- [What is asked]: Return all lines in the material below that contain "admission".

- [Available data]:
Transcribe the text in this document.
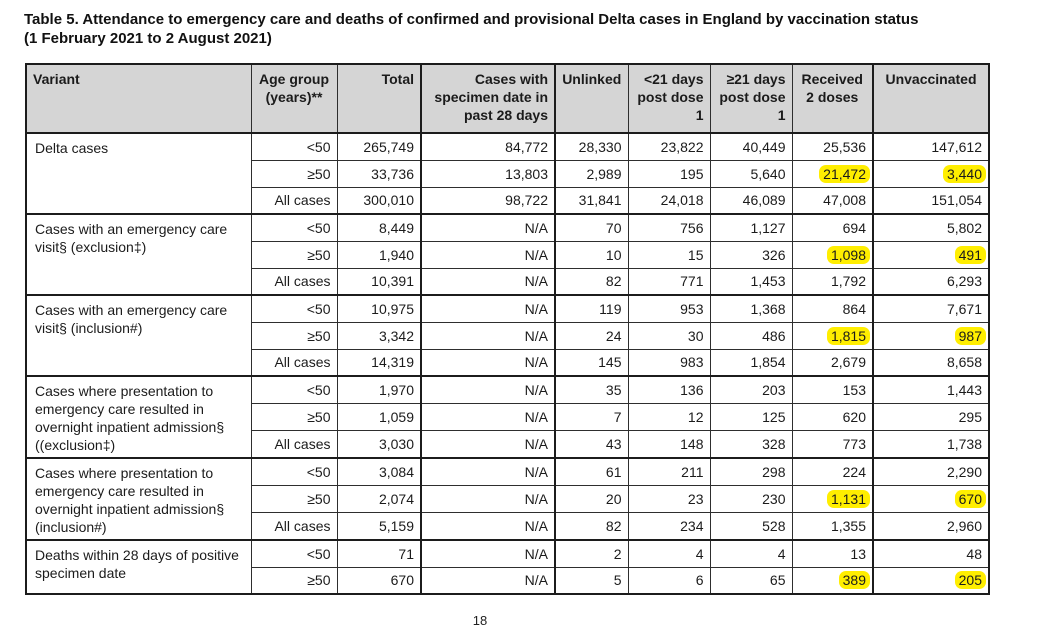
Table 5. Attendance to emergency care and deaths of confirmed and provisional Delta cases in England by vaccination status
(1 February 2021 to 2 August 2021)
Variant	Age group (years)**	Total	Cases with specimen date in past 28 days	Unlinked	<21 days post dose 1	≥21 days post dose 1	Received 2 doses	Unvaccinated
Delta cases	<50	265,749	84,772	28,330	23,822	40,449	25,536	147,612
	≥50	33,736	13,803	2,989	195	5,640	21,472	3,440
	All cases	300,010	98,722	31,841	24,018	46,089	47,008	151,054
Cases with an emergency care visit§ (exclusion‡)	<50	8,449	N/A	70	756	1,127	694	5,802
	≥50	1,940	N/A	10	15	326	1,098	491
	All cases	10,391	N/A	82	771	1,453	1,792	6,293
Cases with an emergency care visit§ (inclusion#)	<50	10,975	N/A	119	953	1,368	864	7,671
	≥50	3,342	N/A	24	30	486	1,815	987
	All cases	14,319	N/A	145	983	1,854	2,679	8,658
Cases where presentation to emergency care resulted in overnight inpatient admission§ ((exclusion‡)	<50	1,970	N/A	35	136	203	153	1,443
	≥50	1,059	N/A	7	12	125	620	295
	All cases	3,030	N/A	43	148	328	773	1,738
Cases where presentation to emergency care resulted in overnight inpatient admission§ (inclusion#)	<50	3,084	N/A	61	211	298	224	2,290
	≥50	2,074	N/A	20	23	230	1,131	670
	All cases	5,159	N/A	82	234	528	1,355	2,960
Deaths within 28 days of positive specimen date	<50	71	N/A	2	4	4	13	48
	≥50	670	N/A	5	6	65	389	205
18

- [Task solution]:
Cases where presentation to emergency care resulted in overnight inpatient admission§ ((exclusion‡)	<50	1,970	N/A	35	136	203	153	1,443
Cases where presentation to emergency care resulted in overnight inpatient admission§ (inclusion#)	<50	3,084	N/A	61	211	298	224	2,290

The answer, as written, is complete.